── TASK MATERIAL

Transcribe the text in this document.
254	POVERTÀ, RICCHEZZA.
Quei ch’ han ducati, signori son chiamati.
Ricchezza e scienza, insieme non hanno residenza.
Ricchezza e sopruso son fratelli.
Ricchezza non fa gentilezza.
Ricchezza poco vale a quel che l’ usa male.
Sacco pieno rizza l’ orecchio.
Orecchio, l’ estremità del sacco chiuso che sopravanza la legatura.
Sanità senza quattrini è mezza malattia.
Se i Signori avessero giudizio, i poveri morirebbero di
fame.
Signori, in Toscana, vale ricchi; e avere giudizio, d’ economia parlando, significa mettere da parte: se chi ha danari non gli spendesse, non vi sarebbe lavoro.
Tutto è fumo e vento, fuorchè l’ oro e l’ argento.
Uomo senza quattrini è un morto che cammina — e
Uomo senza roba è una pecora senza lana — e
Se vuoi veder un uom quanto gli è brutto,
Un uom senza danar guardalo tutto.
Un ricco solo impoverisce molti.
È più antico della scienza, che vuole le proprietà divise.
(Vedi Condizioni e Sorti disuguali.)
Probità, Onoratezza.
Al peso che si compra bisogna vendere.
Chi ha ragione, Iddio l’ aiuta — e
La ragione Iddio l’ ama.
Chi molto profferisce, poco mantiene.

────

» EXERCISE REQUIREMENTS
Lines of the material that contain the word "giudizio" are to be gathered.

» OUTPUT FOR THIS TASK
Se i Signori avessero giudizio, i poveri morirebbero di
Signori, in Toscana, vale ricchi; e avere giudizio, d’ economia parlando, significa mettere da parte: se chi ha danari non gli spendesse, non vi sarebbe lavoro.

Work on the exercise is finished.